:: Brano di riferimento ::
┄┄┄┄┄┄┄┄┄┄┄┄┄┄┄┄┄┄┄┄
Giotto e la straordinarietà del dono

Giotto e la straordinarietà del dono

Il forte naturalismo e il carattere di autenticità che si coglie nell’atmosfera e nei gesti dell’affresco dell’Adorazione dei Magi di Giotto, nella Cappella degli Scrovegni a Padova dona un senso di pace. Colpisce la povertà del luogo: il suo essere spoglio senza timore. Scorgiamo una capanna che potrebbe assomigliare alle prime strutture lignee abitative, inventate dai nostri progenitori. Brillano invece le aureole che circondano le teste dei personaggi della Sacra Famiglia, degli angeli e dei Re Magi e la luce che emana scalda non solo le tonalità dell’affresco, ma anche i nostri animi rivelandoci altri saperi.
┄┄┄┄┄┄┄┄┄┄┄┄┄┄┄┄┄┄┄┄
:: Dati forniti ::
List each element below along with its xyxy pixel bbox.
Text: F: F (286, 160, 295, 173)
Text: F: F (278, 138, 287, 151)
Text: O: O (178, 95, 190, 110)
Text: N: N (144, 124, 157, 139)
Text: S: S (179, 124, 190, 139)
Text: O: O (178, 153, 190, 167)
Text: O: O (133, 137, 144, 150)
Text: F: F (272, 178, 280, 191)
┄┄┄┄┄┄┄┄┄┄┄┄┄┄┄┄┄┄┄┄
:: Quesiti da svolgere ::
[a] Stabilisci se le affermazioni (i), (ii) e (iii) concordano con il brano sull'Adorazione dei Magi di Giotto. Per ciascuna rispondi sì o no e cita le parole del brano che lo decidono.
(i) L'affresco si trova nella Cappella degli Scrovegni a Padova.
(ii) Il luogo raffigurato appare ricco e sfarzoso.
(iii) Le aureole circondano soltanto le teste degli angeli.
[b] Rispondi alle domande seguenti sul brano sull'Adorazione dei Magi di Giotto.
(i) Che sensazione dona l'affresco, secondo il brano?
(ii) Quale costruzione si scorge nell'affresco?
(iii) Oltre alle tonalità dell'affresco, che cosa scalda la luce delle aureole?
[c] Prosegui il brano sull'Adorazione dei Magi di Giotto a partire dalla sua ultima frase.
Le voci riportate sopra non servono per rispondere.

:: Esercizi risolti ::
[a]
(i) Sì: "nella Cappella degli Scrovegni a Padova".
(ii) No: "Colpisce la povertà del luogo: il suo essere spoglio senza timore."
(iii) No: "Brillano invece le aureole che circondano le teste dei personaggi della Sacra Famiglia, degli angeli e dei Re Magi".

[b]
(i) Un senso di pace.
(ii) Una capanna.
(iii) I nostri animi.

[c]
Il blu oltremare dei cieli che ci accoglie dentro la Cappella, l’azzurro degli occhi dei tre sovrani che giungono da ogni continente e che riempie anche le pupille  dei cammelli lì accanto, sembrano suggerire l’infinito a cui ogni essere umano che si nutre  della speranza anela. A questa eternità fa riferimento l’incenso portato da uno dei sovrani mentre la mirra è il segno tangibile dell’umanità. L’umanità che si traduce nei piccoli gesti degli uomini buoni e che tutti possiamo comprendere nella sua bellezza e grandezza.

Ha colpito molti, penso, quella risposta immediata e naturale dei carabinieri di Reggio Calabria alla chiamata di un uomo che chiedeva aiuto perché non aveva il denaro necessario per comprare i farmaci alla madre malata. I magi sono, come vediamo in questo caso, non solo i potenti, ma esseri umani uguali a noi che hanno scelto di acquistare quelle medicine utili e in aggiunta hanno pensato anche di fare la spesa. Questo episodio diventa  un messaggio di pace in piccola scala. Pace d’altro canto come grande recipiente in grado di “contenere”, in senso metaforico, le sofferenze e di sciogliere le discordie degli uomini.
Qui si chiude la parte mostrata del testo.